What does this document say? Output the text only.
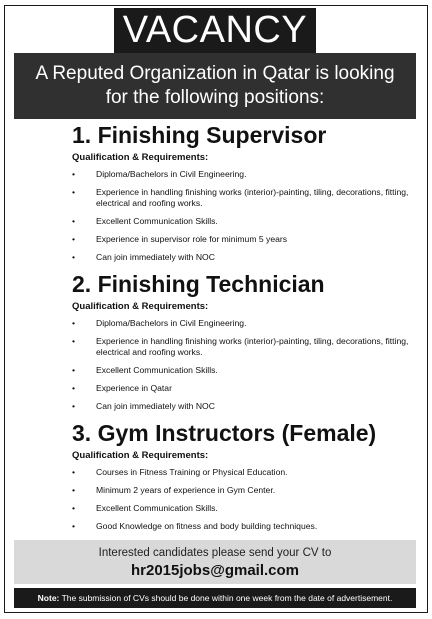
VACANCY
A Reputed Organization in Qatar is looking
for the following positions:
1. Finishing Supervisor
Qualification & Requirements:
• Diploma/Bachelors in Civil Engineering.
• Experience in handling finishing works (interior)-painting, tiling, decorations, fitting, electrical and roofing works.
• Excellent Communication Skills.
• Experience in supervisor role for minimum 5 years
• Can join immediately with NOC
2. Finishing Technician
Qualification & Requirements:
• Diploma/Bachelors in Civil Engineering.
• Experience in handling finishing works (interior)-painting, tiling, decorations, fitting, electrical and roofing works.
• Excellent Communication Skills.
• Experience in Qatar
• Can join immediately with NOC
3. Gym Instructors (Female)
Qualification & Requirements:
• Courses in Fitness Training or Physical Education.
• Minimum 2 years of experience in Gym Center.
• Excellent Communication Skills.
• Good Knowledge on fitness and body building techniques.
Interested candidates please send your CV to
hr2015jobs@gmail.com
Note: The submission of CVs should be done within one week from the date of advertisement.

· · · ·

### [INSTRUCTIONS FOR THE TASK]
Write out the listing word for word, omitting the pictures it holds.

### [COMPLETE ANSWER]
What does this document say? Output the text only.
VACANCY
A Reputed Organization in Qatar is looking
for the following positions:
1. Finishing Supervisor
Qualification & Requirements:
• Diploma/Bachelors in Civil Engineering.
• Experience in handling finishing works (interior)-painting, tiling, decorations, fitting, electrical and roofing works.
• Excellent Communication Skills.
• Experience in supervisor role for minimum 5 years
• Can join immediately with NOC
2. Finishing Technician
Qualification & Requirements:
• Diploma/Bachelors in Civil Engineering.
• Experience in handling finishing works (interior)-painting, tiling, decorations, fitting, electrical and roofing works.
• Excellent Communication Skills.
• Experience in Qatar
• Can join immediately with NOC
3. Gym Instructors (Female)
Qualification & Requirements:
• Courses in Fitness Training or Physical Education.
• Minimum 2 years of experience in Gym Center.
• Excellent Communication Skills.
• Good Knowledge on fitness and body building techniques.
Interested candidates please send your CV to
hr2015jobs@gmail.com
Note: The submission of CVs should be done within one week from the date of advertisement.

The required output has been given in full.